◆ Stated task: List each line holding the string "心怀党恩".

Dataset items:
— BEGIN —

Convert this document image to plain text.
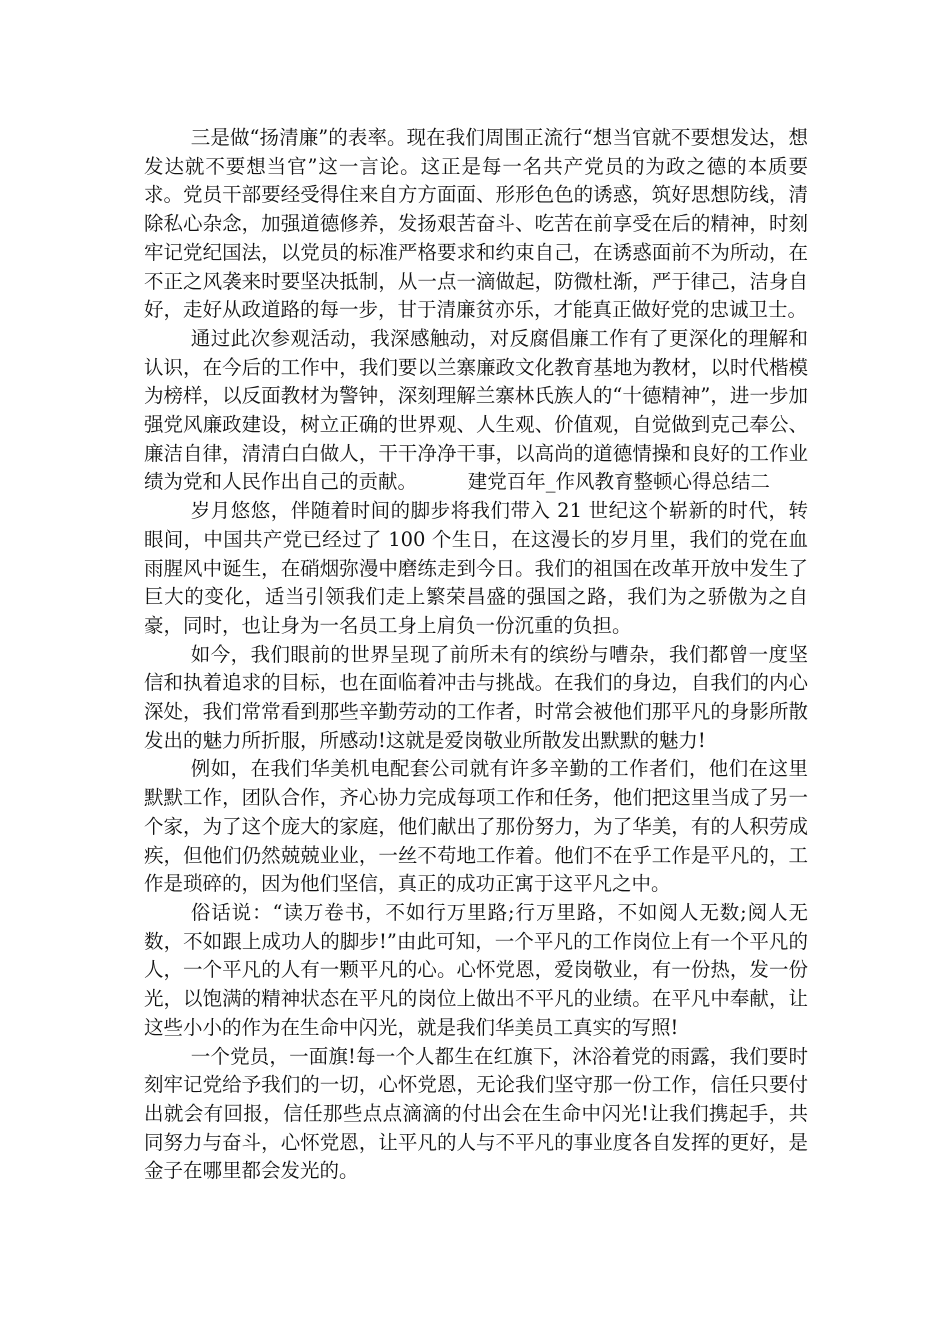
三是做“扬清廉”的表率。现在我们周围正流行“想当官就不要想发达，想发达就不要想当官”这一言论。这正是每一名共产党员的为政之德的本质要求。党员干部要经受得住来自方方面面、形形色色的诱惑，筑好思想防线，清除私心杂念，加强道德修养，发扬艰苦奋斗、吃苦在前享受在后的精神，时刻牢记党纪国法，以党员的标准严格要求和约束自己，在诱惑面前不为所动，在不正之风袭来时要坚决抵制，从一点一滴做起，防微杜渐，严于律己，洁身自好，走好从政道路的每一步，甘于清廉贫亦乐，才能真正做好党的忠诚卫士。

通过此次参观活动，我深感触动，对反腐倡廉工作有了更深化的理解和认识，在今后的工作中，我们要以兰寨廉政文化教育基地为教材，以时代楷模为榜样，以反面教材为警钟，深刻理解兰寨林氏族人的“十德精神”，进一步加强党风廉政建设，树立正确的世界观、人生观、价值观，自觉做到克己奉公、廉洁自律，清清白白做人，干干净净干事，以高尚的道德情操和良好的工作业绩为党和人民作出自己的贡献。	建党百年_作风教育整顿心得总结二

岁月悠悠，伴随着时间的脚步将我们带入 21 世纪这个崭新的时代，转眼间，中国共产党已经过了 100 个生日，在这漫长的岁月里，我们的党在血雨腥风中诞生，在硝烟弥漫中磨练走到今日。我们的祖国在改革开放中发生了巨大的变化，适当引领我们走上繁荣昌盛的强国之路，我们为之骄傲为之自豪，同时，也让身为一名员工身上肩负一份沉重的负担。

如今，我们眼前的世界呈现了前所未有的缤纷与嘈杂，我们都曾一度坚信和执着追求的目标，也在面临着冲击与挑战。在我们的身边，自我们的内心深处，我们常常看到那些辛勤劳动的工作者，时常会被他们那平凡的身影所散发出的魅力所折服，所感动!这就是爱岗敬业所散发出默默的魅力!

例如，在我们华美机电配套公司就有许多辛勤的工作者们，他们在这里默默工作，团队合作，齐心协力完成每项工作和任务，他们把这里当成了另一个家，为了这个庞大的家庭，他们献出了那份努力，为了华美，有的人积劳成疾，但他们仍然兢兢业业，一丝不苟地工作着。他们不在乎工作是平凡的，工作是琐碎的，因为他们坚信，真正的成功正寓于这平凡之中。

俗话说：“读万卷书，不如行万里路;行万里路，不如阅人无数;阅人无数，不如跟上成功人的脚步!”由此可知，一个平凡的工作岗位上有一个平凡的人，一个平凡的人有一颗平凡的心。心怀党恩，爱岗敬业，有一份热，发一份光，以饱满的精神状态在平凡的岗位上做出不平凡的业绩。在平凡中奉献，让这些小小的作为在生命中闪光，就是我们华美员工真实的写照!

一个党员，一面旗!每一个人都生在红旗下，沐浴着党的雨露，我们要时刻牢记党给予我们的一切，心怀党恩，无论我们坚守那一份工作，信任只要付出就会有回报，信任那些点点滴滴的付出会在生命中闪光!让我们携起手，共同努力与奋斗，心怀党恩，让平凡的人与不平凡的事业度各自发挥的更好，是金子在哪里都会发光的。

— END —
— BEGIN —

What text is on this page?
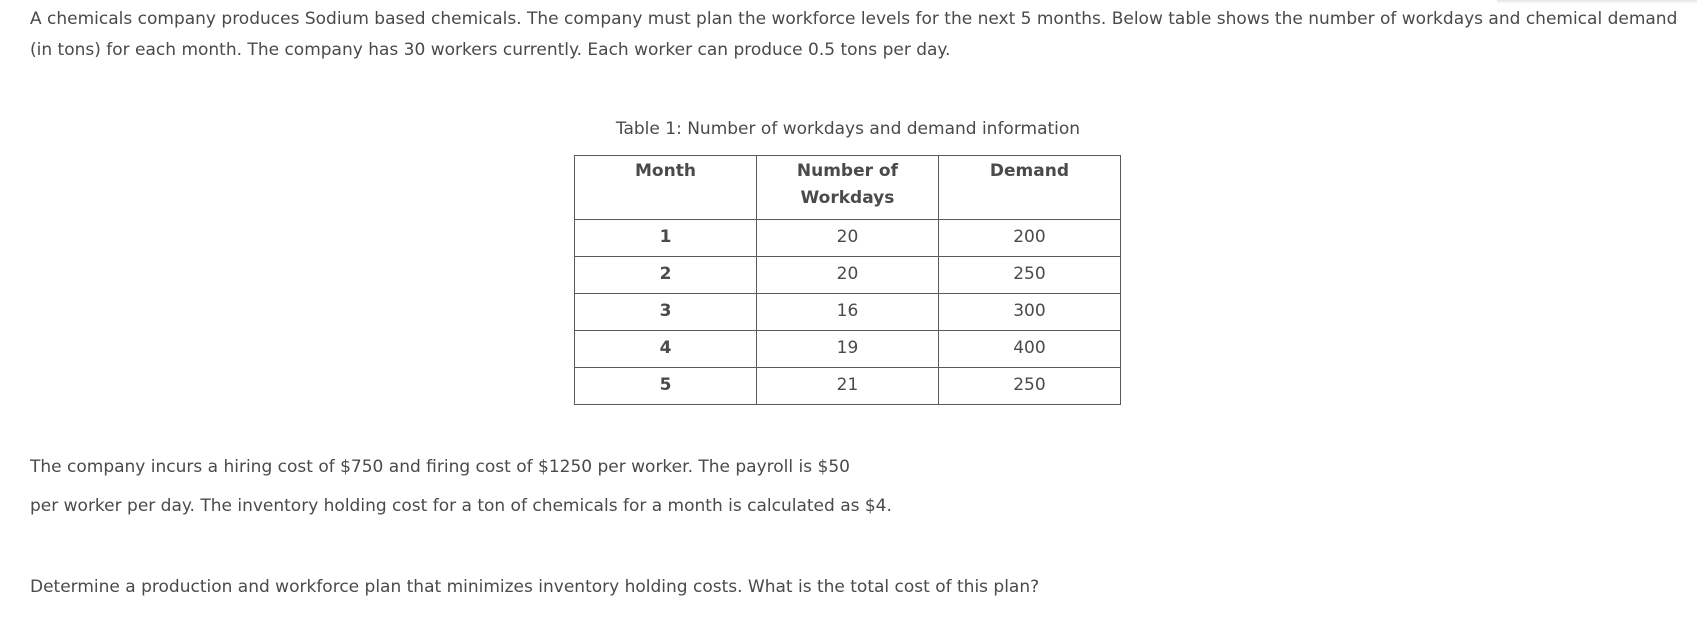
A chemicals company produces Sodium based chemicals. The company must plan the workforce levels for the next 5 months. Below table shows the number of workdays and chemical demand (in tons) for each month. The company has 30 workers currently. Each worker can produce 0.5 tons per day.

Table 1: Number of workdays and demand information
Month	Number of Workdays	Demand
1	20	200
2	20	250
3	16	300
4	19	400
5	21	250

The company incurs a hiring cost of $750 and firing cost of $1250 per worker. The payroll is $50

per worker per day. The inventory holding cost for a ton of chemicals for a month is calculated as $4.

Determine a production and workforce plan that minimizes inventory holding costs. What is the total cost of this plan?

— END —
— BEGIN —

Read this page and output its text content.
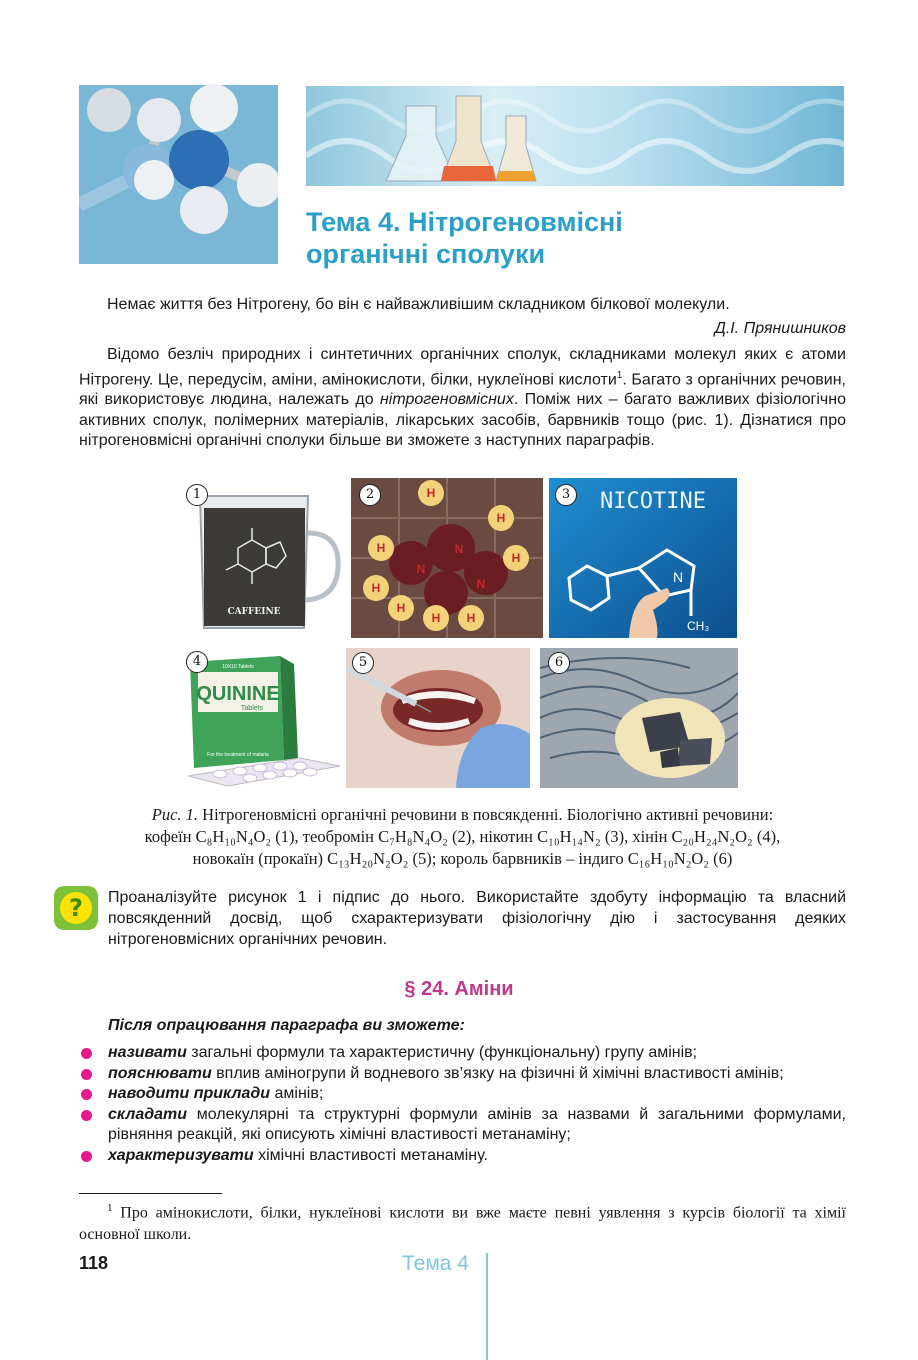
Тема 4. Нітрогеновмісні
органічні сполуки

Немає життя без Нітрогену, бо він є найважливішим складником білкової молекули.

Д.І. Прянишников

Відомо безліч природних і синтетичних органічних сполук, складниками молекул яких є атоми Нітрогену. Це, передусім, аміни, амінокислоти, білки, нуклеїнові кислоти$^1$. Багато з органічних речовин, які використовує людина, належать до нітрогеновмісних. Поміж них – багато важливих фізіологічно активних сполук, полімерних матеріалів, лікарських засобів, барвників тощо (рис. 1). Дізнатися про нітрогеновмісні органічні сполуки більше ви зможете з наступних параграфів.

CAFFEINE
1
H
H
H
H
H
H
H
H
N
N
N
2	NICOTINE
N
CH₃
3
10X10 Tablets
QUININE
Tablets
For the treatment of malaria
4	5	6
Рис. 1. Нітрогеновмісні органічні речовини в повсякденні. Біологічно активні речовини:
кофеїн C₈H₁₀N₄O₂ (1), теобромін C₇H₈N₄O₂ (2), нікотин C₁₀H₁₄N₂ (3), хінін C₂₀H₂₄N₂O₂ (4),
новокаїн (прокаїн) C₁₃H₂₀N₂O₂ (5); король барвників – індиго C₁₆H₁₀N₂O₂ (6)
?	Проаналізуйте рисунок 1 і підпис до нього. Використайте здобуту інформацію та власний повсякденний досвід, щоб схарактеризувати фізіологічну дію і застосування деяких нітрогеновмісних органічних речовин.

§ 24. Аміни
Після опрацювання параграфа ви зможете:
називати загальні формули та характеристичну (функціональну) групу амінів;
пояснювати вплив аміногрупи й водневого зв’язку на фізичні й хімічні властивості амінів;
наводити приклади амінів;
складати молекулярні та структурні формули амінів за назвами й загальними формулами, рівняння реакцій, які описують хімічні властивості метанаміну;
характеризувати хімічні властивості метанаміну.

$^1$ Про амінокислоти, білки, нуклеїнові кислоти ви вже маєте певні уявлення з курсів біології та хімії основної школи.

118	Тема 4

— END —

◆ Output for this exercise:
俗话说：“读万卷书，不如行万里路;行万里路，不如阅人无数;阅人无数，不如跟上成功人的脚步!”由此可知，一个平凡的工作岗位上有一个平凡的人，一个平凡的人有一颗平凡的心。心怀党恩，爱岗敬业，有一份热，发一份光，以饱满的精神状态在平凡的岗位上做出不平凡的业绩。在平凡中奉献，让这些小小的作为在生命中闪光，就是我们华美员工真实的写照!
一个党员，一面旗!每一个人都生在红旗下，沐浴着党的雨露，我们要时刻牢记党给予我们的一切，心怀党恩，无论我们坚守那一份工作，信任只要付出就会有回报，信任那些点点滴滴的付出会在生命中闪光!让我们携起手，共同努力与奋斗，心怀党恩，让平凡的人与不平凡的事业度各自发挥的更好，是金子在哪里都会发光的。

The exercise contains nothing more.